Input data:
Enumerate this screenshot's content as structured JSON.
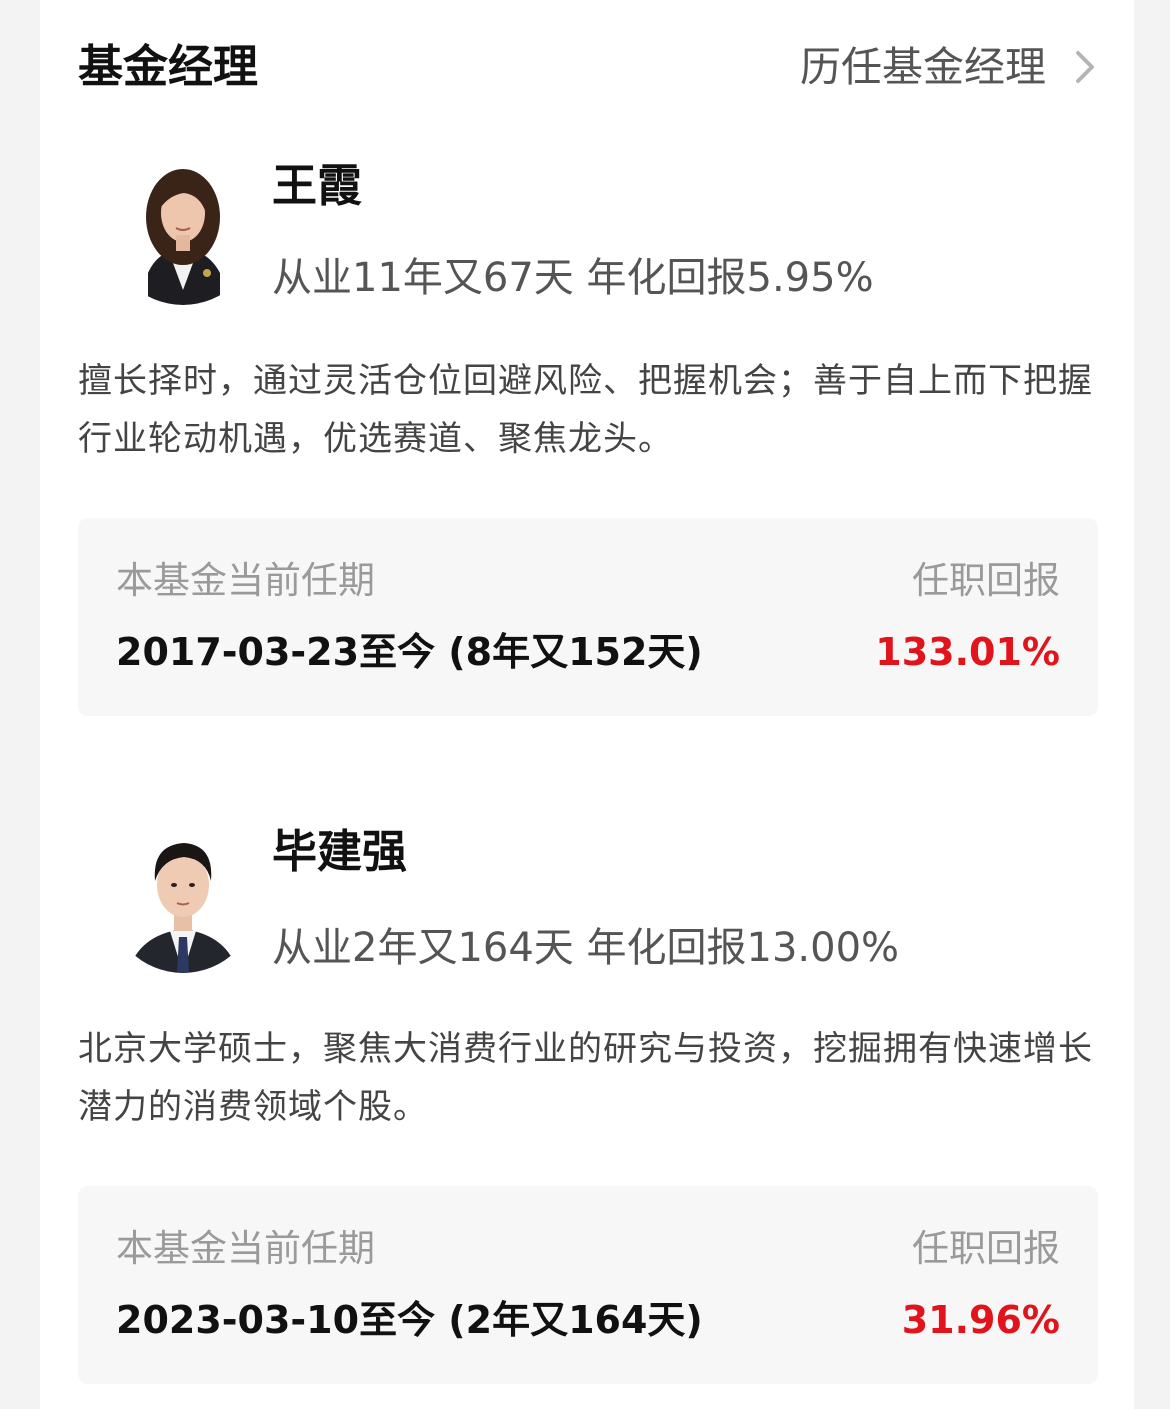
{
  "header": {
    "title": "基金经理",
    "history_link": "历任基金经理",
    "history_icon": "chevron-right-icon"
  },
  "managers": [
    {
      "name": "王霞",
      "stats": "从业11年又67天 年化回报5.95%",
      "description": "擅长择时，通过灵活仓位回避风险、把握机会；善于自上而下把握行业轮动机遇，优选赛道、聚焦龙头。",
      "tenure_label": "本基金当前任期",
      "tenure_value": "2017-03-23至今 (8年又152天)",
      "return_label": "任职回报",
      "return_value": "133.01%"
    },
    {
      "name": "毕建强",
      "stats": "从业2年又164天 年化回报13.00%",
      "description": "北京大学硕士，聚焦大消费行业的研究与投资，挖掘拥有快速增长潜力的消费领域个股。",
      "tenure_label": "本基金当前任期",
      "tenure_value": "2023-03-10至今 (2年又164天)",
      "return_label": "任职回报",
      "return_value": "31.96%"
    }
  ],
  "colors": {
    "return_positive": "#e0141a",
    "tenure_box_bg": "#f7f7f7"
  }
}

Given problem: Print all entries exactly. The images do not belong in the copy.

Completed exercise:
Enumerate this screenshot's content as structured JSON.
{
  "header": {
    "title": "基金经理",
    "history_link": "历任基金经理",
    "history_icon": "chevron-right-icon"
  },
  "managers": [
    {
      "name": "王霞",
      "stats": "从业11年又67天 年化回报5.95%",
      "description": "擅长择时，通过灵活仓位回避风险、把握机会；善于自上而下把握行业轮动机遇，优选赛道、聚焦龙头。",
      "tenure_label": "本基金当前任期",
      "tenure_value": "2017-03-23至今 (8年又152天)",
      "return_label": "任职回报",
      "return_value": "133.01%"
    },
    {
      "name": "毕建强",
      "stats": "从业2年又164天 年化回报13.00%",
      "description": "北京大学硕士，聚焦大消费行业的研究与投资，挖掘拥有快速增长潜力的消费领域个股。",
      "tenure_label": "本基金当前任期",
      "tenure_value": "2023-03-10至今 (2年又164天)",
      "return_label": "任职回报",
      "return_value": "31.96%"
    }
  ],
  "colors": {
    "return_positive": "#e0141a",
    "tenure_box_bg": "#f7f7f7"
  }
}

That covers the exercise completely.